What to produce:
Can you transcribe every record below exactly as it appears?

Provided data:
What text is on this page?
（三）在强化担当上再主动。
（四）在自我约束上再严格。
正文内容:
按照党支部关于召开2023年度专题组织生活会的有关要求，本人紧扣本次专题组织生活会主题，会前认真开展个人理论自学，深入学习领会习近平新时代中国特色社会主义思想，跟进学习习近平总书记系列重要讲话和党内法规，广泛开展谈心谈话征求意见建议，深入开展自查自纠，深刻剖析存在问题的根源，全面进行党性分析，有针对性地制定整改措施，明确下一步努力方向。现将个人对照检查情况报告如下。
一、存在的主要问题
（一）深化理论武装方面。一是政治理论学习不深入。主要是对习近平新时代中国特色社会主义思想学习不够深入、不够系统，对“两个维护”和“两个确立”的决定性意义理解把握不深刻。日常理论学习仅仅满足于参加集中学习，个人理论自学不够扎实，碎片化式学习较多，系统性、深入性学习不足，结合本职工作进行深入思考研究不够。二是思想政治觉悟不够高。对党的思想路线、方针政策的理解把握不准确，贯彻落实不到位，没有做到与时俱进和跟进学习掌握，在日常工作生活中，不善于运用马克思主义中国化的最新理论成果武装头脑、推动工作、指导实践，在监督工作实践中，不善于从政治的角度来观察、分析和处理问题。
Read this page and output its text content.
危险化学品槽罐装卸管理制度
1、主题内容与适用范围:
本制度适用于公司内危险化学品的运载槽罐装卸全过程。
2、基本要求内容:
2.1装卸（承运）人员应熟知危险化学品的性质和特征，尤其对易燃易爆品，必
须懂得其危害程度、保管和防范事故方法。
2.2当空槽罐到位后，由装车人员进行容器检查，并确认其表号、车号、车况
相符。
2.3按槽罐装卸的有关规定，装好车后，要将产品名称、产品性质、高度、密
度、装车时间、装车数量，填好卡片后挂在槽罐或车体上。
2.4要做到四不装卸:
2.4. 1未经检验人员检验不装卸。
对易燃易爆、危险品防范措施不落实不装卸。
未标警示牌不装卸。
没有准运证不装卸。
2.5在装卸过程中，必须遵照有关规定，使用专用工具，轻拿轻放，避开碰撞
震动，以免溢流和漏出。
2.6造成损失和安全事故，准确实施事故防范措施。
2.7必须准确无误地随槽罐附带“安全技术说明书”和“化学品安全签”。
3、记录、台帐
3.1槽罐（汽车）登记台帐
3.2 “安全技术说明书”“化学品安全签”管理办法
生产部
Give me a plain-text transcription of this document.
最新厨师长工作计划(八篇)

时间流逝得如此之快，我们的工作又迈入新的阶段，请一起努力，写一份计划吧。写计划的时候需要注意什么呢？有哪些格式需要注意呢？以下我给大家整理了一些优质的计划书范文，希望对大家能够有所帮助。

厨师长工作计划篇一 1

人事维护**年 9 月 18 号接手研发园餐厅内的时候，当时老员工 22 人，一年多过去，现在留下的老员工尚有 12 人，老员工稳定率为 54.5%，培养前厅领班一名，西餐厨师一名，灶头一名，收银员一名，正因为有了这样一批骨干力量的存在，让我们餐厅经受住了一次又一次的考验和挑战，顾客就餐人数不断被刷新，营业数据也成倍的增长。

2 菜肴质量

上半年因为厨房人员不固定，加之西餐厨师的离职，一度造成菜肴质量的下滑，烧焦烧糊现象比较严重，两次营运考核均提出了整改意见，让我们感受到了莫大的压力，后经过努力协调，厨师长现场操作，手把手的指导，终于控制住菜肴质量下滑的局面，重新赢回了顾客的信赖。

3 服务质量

Solution to this problem:
What text is on this page?
（三）在强化担当上再主动。
（四）在自我约束上再严格。
正文内容:
按照党支部关于召开2023年度专题组织生活会的有关要求，本人紧扣本次专题组织生活会主题，会前认真开展个人理论自学，深入学习领会习近平新时代中国特色社会主义思想，跟进学习习近平总书记系列重要讲话和党内法规，广泛开展谈心谈话征求意见建议，深入开展自查自纠，深刻剖析存在问题的根源，全面进行党性分析，有针对性地制定整改措施，明确下一步努力方向。现将个人对照检查情况报告如下。
一、存在的主要问题
（一）深化理论武装方面。一是政治理论学习不深入。主要是对习近平新时代中国特色社会主义思想学习不够深入、不够系统，对“两个维护”和“两个确立”的决定性意义理解把握不深刻。日常理论学习仅仅满足于参加集中学习，个人理论自学不够扎实，碎片化式学习较多，系统性、深入性学习不足，结合本职工作进行深入思考研究不够。二是思想政治觉悟不够高。对党的思想路线、方针政策的理解把握不准确，贯彻落实不到位，没有做到与时俱进和跟进学习掌握，在日常工作生活中，不善于运用马克思主义中国化的最新理论成果武装头脑、推动工作、指导实践，在监督工作实践中，不善于从政治的角度来观察、分析和处理问题。
Read this page and output its text content.
危险化学品槽罐装卸管理制度
1、主题内容与适用范围:
本制度适用于公司内危险化学品的运载槽罐装卸全过程。
2、基本要求内容:
2.1装卸（承运）人员应熟知危险化学品的性质和特征，尤其对易燃易爆品，必
须懂得其危害程度、保管和防范事故方法。
2.2当空槽罐到位后，由装车人员进行容器检查，并确认其表号、车号、车况
相符。
2.3按槽罐装卸的有关规定，装好车后，要将产品名称、产品性质、高度、密
度、装车时间、装车数量，填好卡片后挂在槽罐或车体上。
2.4要做到四不装卸:
2.4. 1未经检验人员检验不装卸。
对易燃易爆、危险品防范措施不落实不装卸。
未标警示牌不装卸。
没有准运证不装卸。
2.5在装卸过程中，必须遵照有关规定，使用专用工具，轻拿轻放，避开碰撞
震动，以免溢流和漏出。
2.6造成损失和安全事故，准确实施事故防范措施。
2.7必须准确无误地随槽罐附带“安全技术说明书”和“化学品安全签”。
3、记录、台帐
3.1槽罐（汽车）登记台帐
3.2 “安全技术说明书”“化学品安全签”管理办法
生产部
Give me a plain-text transcription of this document.
最新厨师长工作计划(八篇)

时间流逝得如此之快，我们的工作又迈入新的阶段，请一起努力，写一份计划吧。写计划的时候需要注意什么呢？有哪些格式需要注意呢？以下我给大家整理了一些优质的计划书范文，希望对大家能够有所帮助。

厨师长工作计划篇一 1

人事维护**年 9 月 18 号接手研发园餐厅内的时候，当时老员工 22 人，一年多过去，现在留下的老员工尚有 12 人，老员工稳定率为 54.5%，培养前厅领班一名，西餐厨师一名，灶头一名，收银员一名，正因为有了这样一批骨干力量的存在，让我们餐厅经受住了一次又一次的考验和挑战，顾客就餐人数不断被刷新，营业数据也成倍的增长。

2 菜肴质量

上半年因为厨房人员不固定，加之西餐厨师的离职，一度造成菜肴质量的下滑，烧焦烧糊现象比较严重，两次营运考核均提出了整改意见，让我们感受到了莫大的压力，后经过努力协调，厨师长现场操作，手把手的指导，终于控制住菜肴质量下滑的局面，重新赢回了顾客的信赖。

3 服务质量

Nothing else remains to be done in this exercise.